--- START EXERCISE INPUTS ---

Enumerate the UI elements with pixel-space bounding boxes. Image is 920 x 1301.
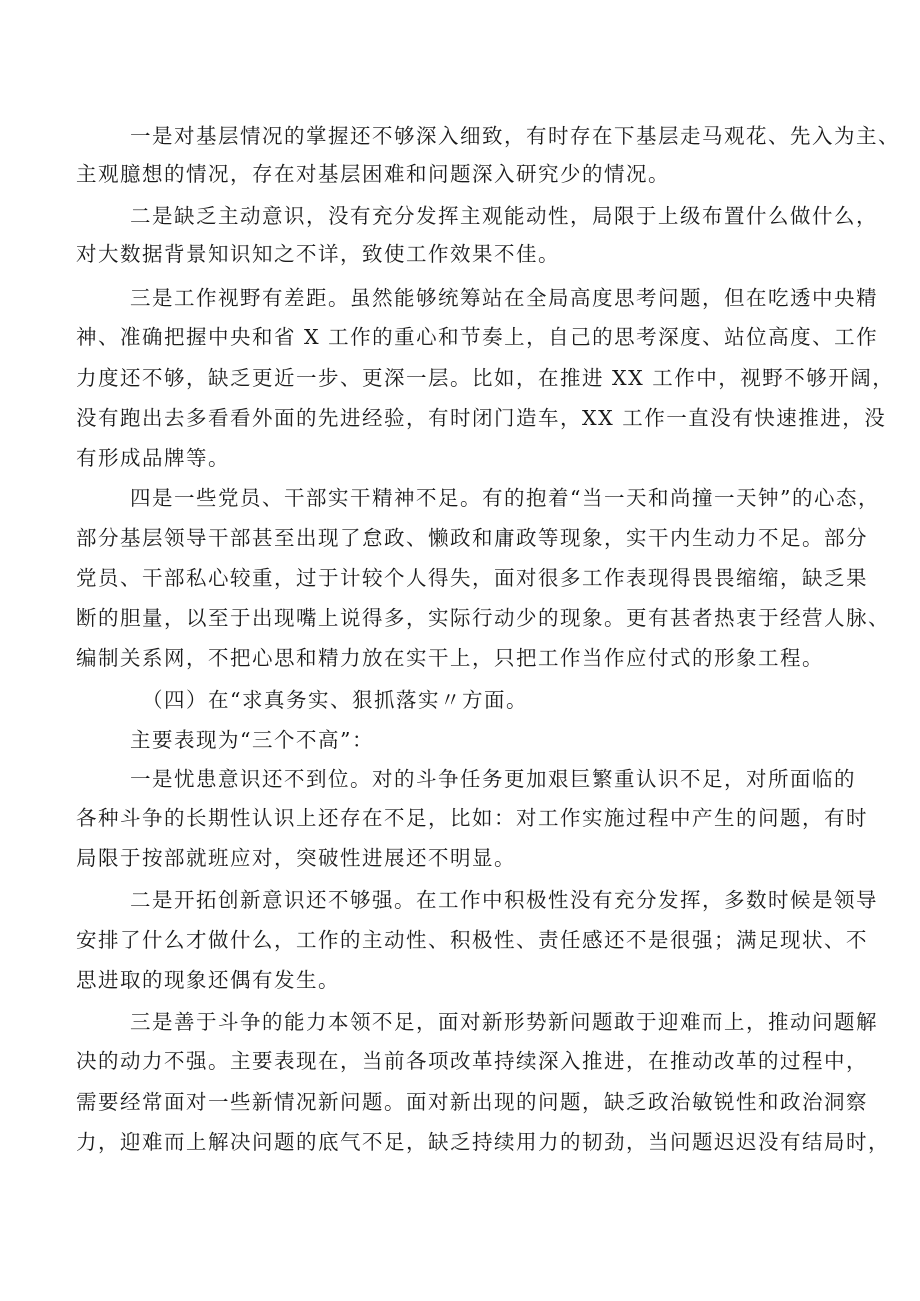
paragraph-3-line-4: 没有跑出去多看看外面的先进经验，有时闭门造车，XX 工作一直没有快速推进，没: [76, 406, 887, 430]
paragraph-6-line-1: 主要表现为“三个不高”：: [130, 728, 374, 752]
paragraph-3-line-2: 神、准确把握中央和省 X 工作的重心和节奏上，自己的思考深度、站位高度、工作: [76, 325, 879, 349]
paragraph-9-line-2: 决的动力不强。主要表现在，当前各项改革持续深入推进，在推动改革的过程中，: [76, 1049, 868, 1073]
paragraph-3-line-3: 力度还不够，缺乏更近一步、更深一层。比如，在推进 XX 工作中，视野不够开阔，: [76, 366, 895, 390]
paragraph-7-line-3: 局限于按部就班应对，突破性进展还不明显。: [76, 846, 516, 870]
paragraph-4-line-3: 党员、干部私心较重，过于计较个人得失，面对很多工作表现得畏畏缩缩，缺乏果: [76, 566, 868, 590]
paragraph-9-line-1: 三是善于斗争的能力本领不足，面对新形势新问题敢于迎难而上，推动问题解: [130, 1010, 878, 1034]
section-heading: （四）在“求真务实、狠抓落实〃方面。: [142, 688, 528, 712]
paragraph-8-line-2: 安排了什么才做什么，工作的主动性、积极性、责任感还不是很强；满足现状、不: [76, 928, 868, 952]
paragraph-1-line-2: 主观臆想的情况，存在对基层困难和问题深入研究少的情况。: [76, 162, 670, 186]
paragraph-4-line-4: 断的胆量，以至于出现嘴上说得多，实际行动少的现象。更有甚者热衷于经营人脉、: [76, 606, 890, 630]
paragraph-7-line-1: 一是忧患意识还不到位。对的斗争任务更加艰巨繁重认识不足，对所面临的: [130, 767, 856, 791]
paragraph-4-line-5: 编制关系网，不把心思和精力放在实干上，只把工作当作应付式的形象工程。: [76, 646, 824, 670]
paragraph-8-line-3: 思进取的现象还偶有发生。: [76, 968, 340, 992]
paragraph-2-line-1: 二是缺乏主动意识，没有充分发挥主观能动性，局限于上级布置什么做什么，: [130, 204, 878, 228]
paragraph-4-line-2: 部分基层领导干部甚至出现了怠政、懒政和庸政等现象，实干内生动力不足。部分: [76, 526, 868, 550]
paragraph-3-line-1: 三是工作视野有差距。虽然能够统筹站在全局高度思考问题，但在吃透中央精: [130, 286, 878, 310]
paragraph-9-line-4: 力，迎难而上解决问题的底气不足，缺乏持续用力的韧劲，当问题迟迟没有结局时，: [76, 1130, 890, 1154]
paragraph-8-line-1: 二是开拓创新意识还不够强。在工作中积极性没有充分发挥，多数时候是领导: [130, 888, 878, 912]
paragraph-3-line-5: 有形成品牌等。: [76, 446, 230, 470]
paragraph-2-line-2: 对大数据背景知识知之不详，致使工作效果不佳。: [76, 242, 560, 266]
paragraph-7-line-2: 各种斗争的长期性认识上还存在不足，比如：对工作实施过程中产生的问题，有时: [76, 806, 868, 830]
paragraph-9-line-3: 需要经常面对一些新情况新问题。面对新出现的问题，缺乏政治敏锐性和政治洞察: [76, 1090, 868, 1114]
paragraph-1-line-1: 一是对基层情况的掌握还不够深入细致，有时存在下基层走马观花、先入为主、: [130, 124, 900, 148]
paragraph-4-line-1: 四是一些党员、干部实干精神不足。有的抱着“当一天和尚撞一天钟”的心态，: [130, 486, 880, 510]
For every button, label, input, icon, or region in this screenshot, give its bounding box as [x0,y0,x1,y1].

--- END EXERCISE INPUTS ---

Rewrite all of the lines above, switching every "基层" to "一线" and changing nothing else. Leave the pictures out of your answer.

* [SOLUTION TO THE PROBLEM]
Enumerate the UI elements with pixel-space bounding boxes. Image is 920 x 1301.
paragraph-3-line-4: 没有跑出去多看看外面的先进经验，有时闭门造车，XX 工作一直没有快速推进，没: [76, 406, 887, 430]
paragraph-6-line-1: 主要表现为“三个不高”：: [130, 728, 374, 752]
paragraph-3-line-2: 神、准确把握中央和省 X 工作的重心和节奏上，自己的思考深度、站位高度、工作: [76, 325, 879, 349]
paragraph-9-line-2: 决的动力不强。主要表现在，当前各项改革持续深入推进，在推动改革的过程中，: [76, 1049, 868, 1073]
paragraph-3-line-3: 力度还不够，缺乏更近一步、更深一层。比如，在推进 XX 工作中，视野不够开阔，: [76, 366, 895, 390]
paragraph-7-line-3: 局限于按部就班应对，突破性进展还不明显。: [76, 846, 516, 870]
paragraph-4-line-3: 党员、干部私心较重，过于计较个人得失，面对很多工作表现得畏畏缩缩，缺乏果: [76, 566, 868, 590]
paragraph-9-line-1: 三是善于斗争的能力本领不足，面对新形势新问题敢于迎难而上，推动问题解: [130, 1010, 878, 1034]
section-heading: （四）在“求真务实、狠抓落实〃方面。: [142, 688, 528, 712]
paragraph-8-line-2: 安排了什么才做什么，工作的主动性、积极性、责任感还不是很强；满足现状、不: [76, 928, 868, 952]
paragraph-1-line-2: 主观臆想的情况，存在对一线困难和问题深入研究少的情况。: [76, 162, 670, 186]
paragraph-4-line-4: 断的胆量，以至于出现嘴上说得多，实际行动少的现象。更有甚者热衷于经营人脉、: [76, 606, 890, 630]
paragraph-7-line-1: 一是忧患意识还不到位。对的斗争任务更加艰巨繁重认识不足，对所面临的: [130, 767, 856, 791]
paragraph-4-line-5: 编制关系网，不把心思和精力放在实干上，只把工作当作应付式的形象工程。: [76, 646, 824, 670]
paragraph-8-line-3: 思进取的现象还偶有发生。: [76, 968, 340, 992]
paragraph-2-line-1: 二是缺乏主动意识，没有充分发挥主观能动性，局限于上级布置什么做什么，: [130, 204, 878, 228]
paragraph-4-line-2: 部分一线领导干部甚至出现了怠政、懒政和庸政等现象，实干内生动力不足。部分: [76, 526, 868, 550]
paragraph-3-line-1: 三是工作视野有差距。虽然能够统筹站在全局高度思考问题，但在吃透中央精: [130, 286, 878, 310]
paragraph-9-line-4: 力，迎难而上解决问题的底气不足，缺乏持续用力的韧劲，当问题迟迟没有结局时，: [76, 1130, 890, 1154]
paragraph-8-line-1: 二是开拓创新意识还不够强。在工作中积极性没有充分发挥，多数时候是领导: [130, 888, 878, 912]
paragraph-3-line-5: 有形成品牌等。: [76, 446, 230, 470]
paragraph-2-line-2: 对大数据背景知识知之不详，致使工作效果不佳。: [76, 242, 560, 266]
paragraph-7-line-2: 各种斗争的长期性认识上还存在不足，比如：对工作实施过程中产生的问题，有时: [76, 806, 868, 830]
paragraph-9-line-3: 需要经常面对一些新情况新问题。面对新出现的问题，缺乏政治敏锐性和政治洞察: [76, 1090, 868, 1114]
paragraph-1-line-1: 一是对一线情况的掌握还不够深入细致，有时存在下一线走马观花、先入为主、: [130, 124, 900, 148]
paragraph-4-line-1: 四是一些党员、干部实干精神不足。有的抱着“当一天和尚撞一天钟”的心态，: [130, 486, 880, 510]
For every button, label, input, icon, or region in this screenshot, give its bounding box as [x0,y0,x1,y1].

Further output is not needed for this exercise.